# Problem to solve
Lines in the entries below where the word "seutumme" shows up should each be copied.

# Given data
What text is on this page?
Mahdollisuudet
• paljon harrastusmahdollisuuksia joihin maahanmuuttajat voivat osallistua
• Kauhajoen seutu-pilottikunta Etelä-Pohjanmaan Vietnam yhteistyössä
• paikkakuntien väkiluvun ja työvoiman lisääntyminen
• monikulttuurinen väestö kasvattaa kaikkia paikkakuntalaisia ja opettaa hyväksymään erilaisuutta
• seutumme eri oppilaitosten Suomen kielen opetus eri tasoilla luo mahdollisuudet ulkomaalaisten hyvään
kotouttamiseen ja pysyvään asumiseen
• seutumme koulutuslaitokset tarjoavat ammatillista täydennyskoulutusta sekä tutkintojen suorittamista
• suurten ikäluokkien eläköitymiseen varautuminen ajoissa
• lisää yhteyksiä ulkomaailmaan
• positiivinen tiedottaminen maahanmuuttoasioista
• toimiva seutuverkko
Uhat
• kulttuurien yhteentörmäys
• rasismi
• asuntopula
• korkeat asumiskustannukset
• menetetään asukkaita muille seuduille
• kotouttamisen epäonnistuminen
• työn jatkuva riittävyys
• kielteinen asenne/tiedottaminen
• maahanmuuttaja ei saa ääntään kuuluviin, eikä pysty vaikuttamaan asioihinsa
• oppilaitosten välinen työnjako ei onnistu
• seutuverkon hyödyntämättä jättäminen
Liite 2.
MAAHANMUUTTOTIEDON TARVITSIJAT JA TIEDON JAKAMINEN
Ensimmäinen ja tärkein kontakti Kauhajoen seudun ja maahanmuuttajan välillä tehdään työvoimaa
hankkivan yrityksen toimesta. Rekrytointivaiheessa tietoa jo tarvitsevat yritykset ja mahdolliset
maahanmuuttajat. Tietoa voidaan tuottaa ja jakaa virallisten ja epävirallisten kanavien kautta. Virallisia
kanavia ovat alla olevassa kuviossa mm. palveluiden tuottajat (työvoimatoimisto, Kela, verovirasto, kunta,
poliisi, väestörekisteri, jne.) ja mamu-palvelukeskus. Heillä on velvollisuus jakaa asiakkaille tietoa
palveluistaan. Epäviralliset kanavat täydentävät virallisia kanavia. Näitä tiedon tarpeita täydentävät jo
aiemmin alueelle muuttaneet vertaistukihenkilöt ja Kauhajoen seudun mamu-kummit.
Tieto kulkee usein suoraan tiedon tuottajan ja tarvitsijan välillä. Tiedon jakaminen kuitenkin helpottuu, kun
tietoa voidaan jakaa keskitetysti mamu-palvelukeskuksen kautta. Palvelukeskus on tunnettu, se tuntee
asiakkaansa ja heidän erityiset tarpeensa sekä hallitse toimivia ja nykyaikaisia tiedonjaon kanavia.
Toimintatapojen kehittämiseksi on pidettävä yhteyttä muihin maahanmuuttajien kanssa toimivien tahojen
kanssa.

# Output
• seutumme eri oppilaitosten Suomen kielen opetus eri tasoilla luo mahdollisuudet ulkomaalaisten hyvään
• seutumme koulutuslaitokset tarjoavat ammatillista täydennyskoulutusta sekä tutkintojen suorittamista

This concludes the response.